### SOURCE DOCUMENT
* * *

LLM5200 - Names: other Lloyd’s-related expenditure: ‘Name level’ insurance: types of EPP
Since 1995, there have been two basic EPP policies. One
option is a quota share reinsurance, the other is an unlimited stop
loss policy with an excess. Annual premiums paid for either type of
policy are allowable as deductions in the tax year which
corresponds to the calendar year of payment, for example, a premium
paid in December 2005 for an EPP to cover death in 2006 is
allowable 2005-06.
If the policy provides that the Name’s estate has to
pay the first part of any losses, and that any excess of profits
over losses is refunded to the estate, then this is treated as a
stop loss policy. If the policy does not have these conditions,
then for tax purposes it may be a quota share policy within
FA93/S178 (1)(c).
Stop loss option
EPP stop loss policies are taxed in the same way as other stop
loss policies. The policy meets losses and cash calls made after
the date of death. Premiums payable in respect of unlimited stop
loss policies are allowable and recoveries payable are taxable in
accordance with the provisions of FA93/S178.
For example a Name pays an EPP stop loss premium of £315
on a 2004 nil excess policy in June 2004 and dies in March 2005.
Relief is correctly claimed for the premium in 2004-05.
In June 2006, the 2003 underwriting account declares a loss
of £75,000 of which £50,000 is called in July 2006.

* * *

### REQUIREMENT A
From the Lloyd's EPP guidance, reproduce the passage that begins at the words "LLM5200 - Names: other" and stops after the words "FA93/S178 (1)(c).".
### REQUIREMENT B
According to the Lloyd's EPP guidance, what are the two basic EPP policies available since 1995?
### REQUIREMENT C
Pick up the Lloyd's EPP guidance after its last sentence and keep writing.

### DATA ENTRIES
* * *

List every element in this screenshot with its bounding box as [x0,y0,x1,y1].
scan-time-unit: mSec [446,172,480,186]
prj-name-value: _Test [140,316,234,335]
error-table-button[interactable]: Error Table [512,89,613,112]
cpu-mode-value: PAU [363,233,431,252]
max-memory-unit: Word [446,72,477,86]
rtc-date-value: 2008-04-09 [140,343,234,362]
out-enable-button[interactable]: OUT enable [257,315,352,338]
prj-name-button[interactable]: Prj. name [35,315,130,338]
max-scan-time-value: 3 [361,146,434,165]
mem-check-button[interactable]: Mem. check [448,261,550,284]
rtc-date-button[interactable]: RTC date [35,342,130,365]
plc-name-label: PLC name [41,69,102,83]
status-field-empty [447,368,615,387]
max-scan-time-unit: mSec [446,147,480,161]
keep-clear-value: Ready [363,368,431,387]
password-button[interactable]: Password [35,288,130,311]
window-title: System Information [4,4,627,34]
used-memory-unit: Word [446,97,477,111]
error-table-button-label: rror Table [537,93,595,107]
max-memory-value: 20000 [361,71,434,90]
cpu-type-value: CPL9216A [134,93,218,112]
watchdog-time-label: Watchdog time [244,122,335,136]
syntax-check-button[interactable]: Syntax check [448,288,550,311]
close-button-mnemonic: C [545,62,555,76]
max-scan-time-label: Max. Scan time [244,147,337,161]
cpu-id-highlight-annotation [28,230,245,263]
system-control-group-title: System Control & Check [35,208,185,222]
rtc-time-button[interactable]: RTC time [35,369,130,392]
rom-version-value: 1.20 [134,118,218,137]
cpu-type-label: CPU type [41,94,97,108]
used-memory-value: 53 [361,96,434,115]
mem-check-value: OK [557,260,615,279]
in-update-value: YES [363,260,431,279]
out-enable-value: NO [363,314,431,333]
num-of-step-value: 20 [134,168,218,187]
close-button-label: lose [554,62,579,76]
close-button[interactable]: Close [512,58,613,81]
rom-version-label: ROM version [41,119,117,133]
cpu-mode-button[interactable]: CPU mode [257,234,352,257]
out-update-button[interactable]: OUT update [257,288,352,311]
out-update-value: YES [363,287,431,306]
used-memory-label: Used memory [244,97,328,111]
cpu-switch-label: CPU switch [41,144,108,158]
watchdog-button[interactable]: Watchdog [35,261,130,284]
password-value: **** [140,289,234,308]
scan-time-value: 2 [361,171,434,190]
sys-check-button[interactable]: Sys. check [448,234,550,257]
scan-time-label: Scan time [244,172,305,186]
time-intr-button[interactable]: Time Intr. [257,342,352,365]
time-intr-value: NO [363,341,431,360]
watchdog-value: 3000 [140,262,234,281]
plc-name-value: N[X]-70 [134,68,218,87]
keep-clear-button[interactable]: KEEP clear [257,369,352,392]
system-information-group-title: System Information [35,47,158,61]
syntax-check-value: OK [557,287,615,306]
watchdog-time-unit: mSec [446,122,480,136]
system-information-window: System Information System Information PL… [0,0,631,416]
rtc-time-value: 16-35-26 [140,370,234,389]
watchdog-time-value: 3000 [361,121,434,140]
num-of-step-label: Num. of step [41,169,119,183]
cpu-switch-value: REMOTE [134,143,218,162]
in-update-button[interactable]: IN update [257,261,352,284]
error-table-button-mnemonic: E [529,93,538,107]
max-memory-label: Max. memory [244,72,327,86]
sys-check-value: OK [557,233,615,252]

* * *

### REPLY A
LLM5200 - Names: other Lloyd’s-related expenditure: ‘Name level’ insurance: types of EPP
Since 1995, there have been two basic EPP policies. One
option is a quota share reinsurance, the other is an unlimited stop
loss policy with an excess. Annual premiums paid for either type of
policy are allowable as deductions in the tax year which
corresponds to the calendar year of payment, for example, a premium
paid in December 2005 for an EPP to cover death in 2006 is
allowable 2005-06.
If the policy provides that the Name’s estate has to
pay the first part of any losses, and that any excess of profits
over losses is refunded to the estate, then this is treated as a
stop loss policy. If the policy does not have these conditions,
then for tax purposes it may be a quota share policy within
FA93/S178 (1)(c).

### REPLY B
A quota share reinsurance and an unlimited stop loss policy with an excess.

### REPLY C
Centrewrite pays this amount in July 2006 – this is a
recovery by the estate under the policy. The balance of
£25,000 is not called until July 2007, when Centrewrite again
settles the claim.
Both payments by Centrewrite are taxable receipts of the
trade that arise in the same tax year as the losses which triggered
them (FA93/S178 (2)(b)). When the executors complete the
Lloyd’s Trust and Estate Pages for 2006-07, a stop loss
recovery of £75,000 should be included as a taxable
receipt.
Quota share option.
Under the quota share option, Centrewrite Ltd steps into the
shoes of the deceased and, with effect from the operative date,
assumes responsibility for settling losses, and receives and
retains all profit distributions. The policy enables the
Lloyd’s Deposit and SRF to be released shortly after death,
and the administration period of the estate is reduced accordingly.
Executors of members who died in 1997 and later years retain the
right to refunds of the members’ special contributions (
LLM5170). The Name (or rather, his
personal representatives) will be treated as having left
Lloyd’s. If the policy pays out losses or cash calls, for
contracts entered into before 17 April 2002, these payments will
not give rise to taxable receipts of the estate. See
LLM5210.
The EPP quota share arrangements are governed by the normal
tax provisions for this type of policy, so that premiums are
deductible under FA93/S178 (1)(c). The premium paid by the Name is
allowed as a deduction for the tax year corresponding to the
calendar year of payment (
LLM5180).
Under the quota share option, the Lloyd’s Deposit will
normally be released fairly shortly after death, and this leads to
a cessation for tax purposes (FA93/S179). The rules outlined in
SI1995/353 apply on cessation, so that, for example, if the Name
does not have a Lloyd’s Deposit to release, then entering a
quota share policy can also trigger cessation for tax purposes
(regulation 9(7) of SI1995/353).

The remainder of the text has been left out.